Output the material beneath this task exactly, images excluded.

-- Start of ENTRIES PROVIDED --

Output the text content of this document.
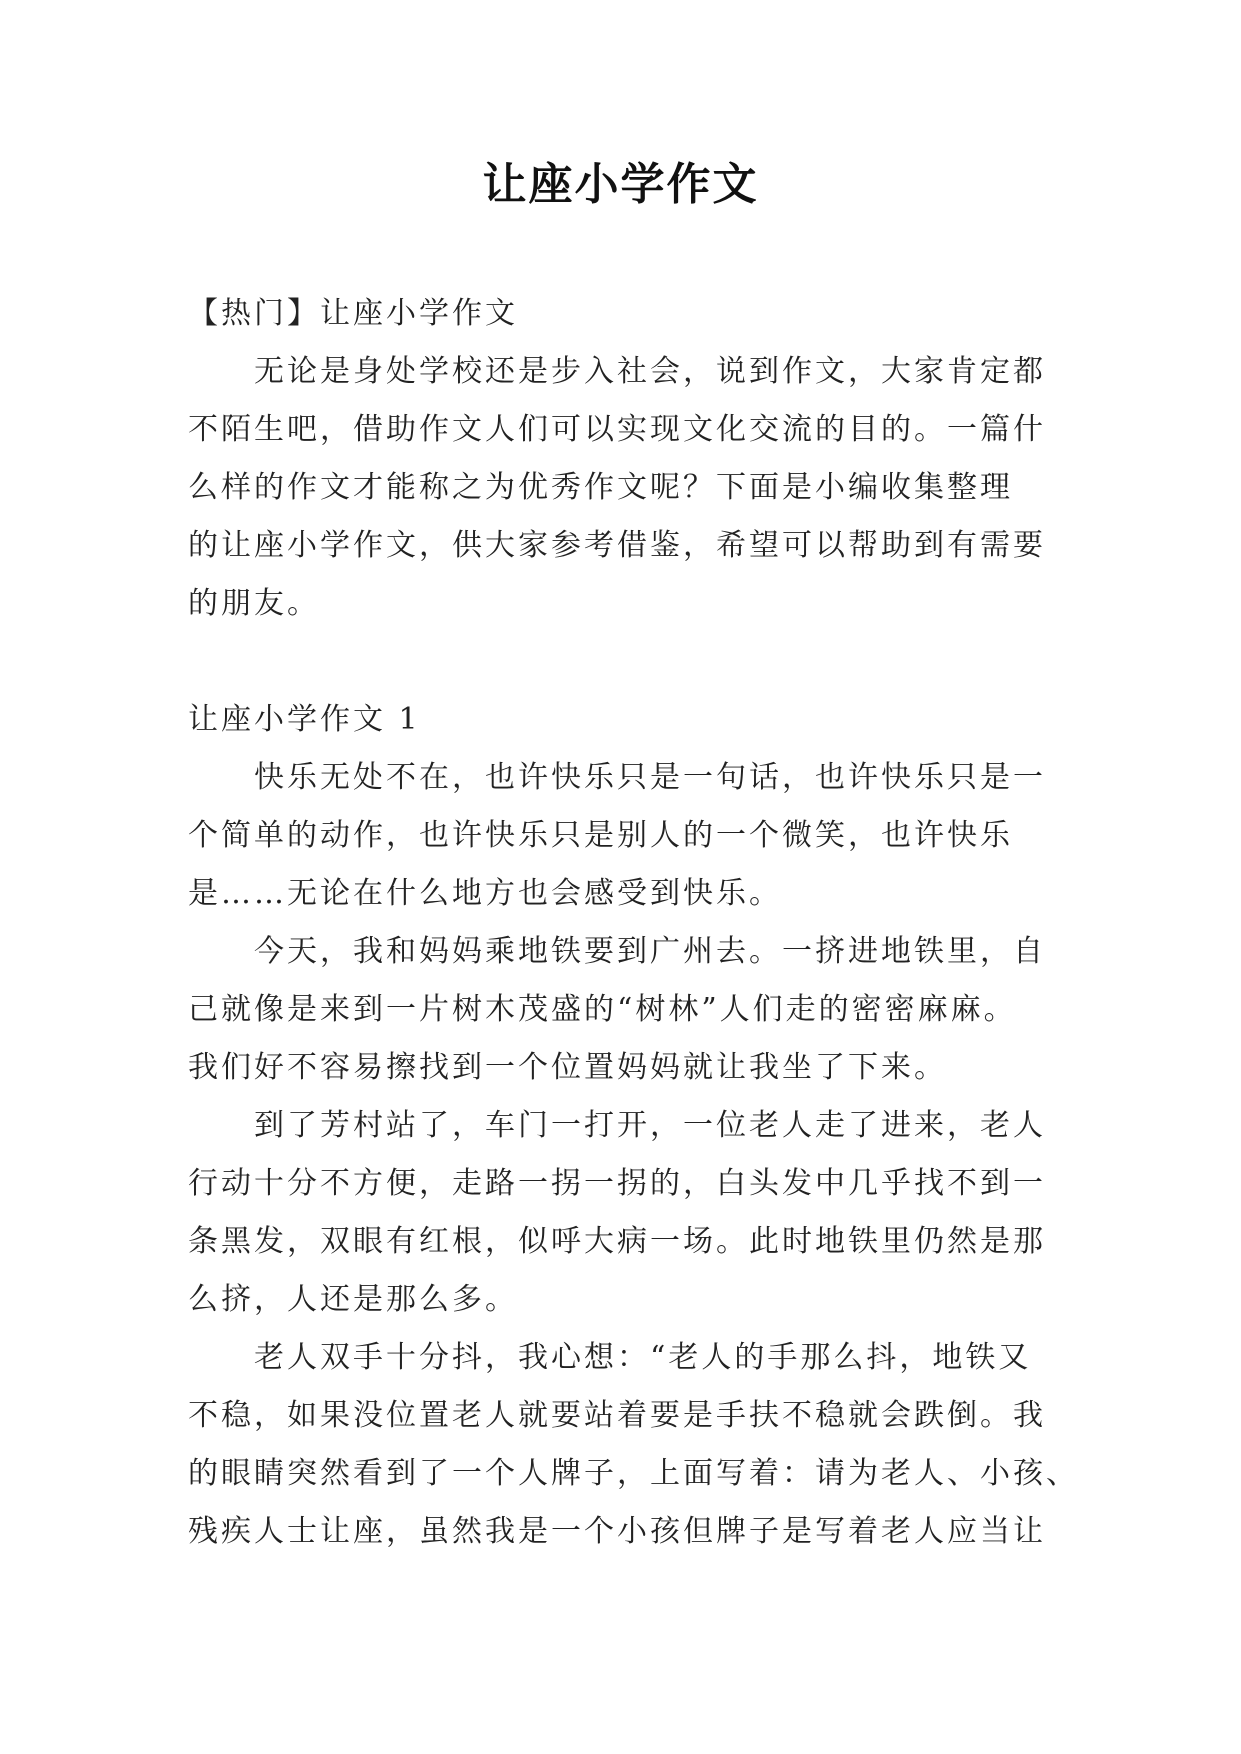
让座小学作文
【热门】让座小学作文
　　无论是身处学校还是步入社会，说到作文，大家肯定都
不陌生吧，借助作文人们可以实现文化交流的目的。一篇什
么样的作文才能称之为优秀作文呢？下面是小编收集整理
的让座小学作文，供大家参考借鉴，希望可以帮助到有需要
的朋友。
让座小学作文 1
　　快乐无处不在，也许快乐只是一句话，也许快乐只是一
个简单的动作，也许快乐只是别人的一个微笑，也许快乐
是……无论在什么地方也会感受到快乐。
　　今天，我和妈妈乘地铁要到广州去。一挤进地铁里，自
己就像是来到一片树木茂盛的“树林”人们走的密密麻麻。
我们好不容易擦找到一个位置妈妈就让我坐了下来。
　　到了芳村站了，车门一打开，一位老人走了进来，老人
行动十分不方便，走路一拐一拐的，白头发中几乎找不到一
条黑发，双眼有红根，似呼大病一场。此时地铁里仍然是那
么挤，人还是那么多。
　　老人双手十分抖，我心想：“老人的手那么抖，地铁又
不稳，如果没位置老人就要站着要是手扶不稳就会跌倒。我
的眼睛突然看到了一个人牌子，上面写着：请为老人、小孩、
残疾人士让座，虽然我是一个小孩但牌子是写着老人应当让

-- End of ENTRIES PROVIDED --

◆ ANSWER TO THE PROBLEM:
Output the text content of this document.
让座小学作文
【热门】让座小学作文
　　无论是身处学校还是步入社会，说到作文，大家肯定都
不陌生吧，借助作文人们可以实现文化交流的目的。一篇什
么样的作文才能称之为优秀作文呢？下面是小编收集整理
的让座小学作文，供大家参考借鉴，希望可以帮助到有需要
的朋友。
让座小学作文 1
　　快乐无处不在，也许快乐只是一句话，也许快乐只是一
个简单的动作，也许快乐只是别人的一个微笑，也许快乐
是……无论在什么地方也会感受到快乐。
　　今天，我和妈妈乘地铁要到广州去。一挤进地铁里，自
己就像是来到一片树木茂盛的“树林”人们走的密密麻麻。
我们好不容易擦找到一个位置妈妈就让我坐了下来。
　　到了芳村站了，车门一打开，一位老人走了进来，老人
行动十分不方便，走路一拐一拐的，白头发中几乎找不到一
条黑发，双眼有红根，似呼大病一场。此时地铁里仍然是那
么挤，人还是那么多。
　　老人双手十分抖，我心想：“老人的手那么抖，地铁又
不稳，如果没位置老人就要站着要是手扶不稳就会跌倒。我
的眼睛突然看到了一个人牌子，上面写着：请为老人、小孩、
残疾人士让座，虽然我是一个小孩但牌子是写着老人应当让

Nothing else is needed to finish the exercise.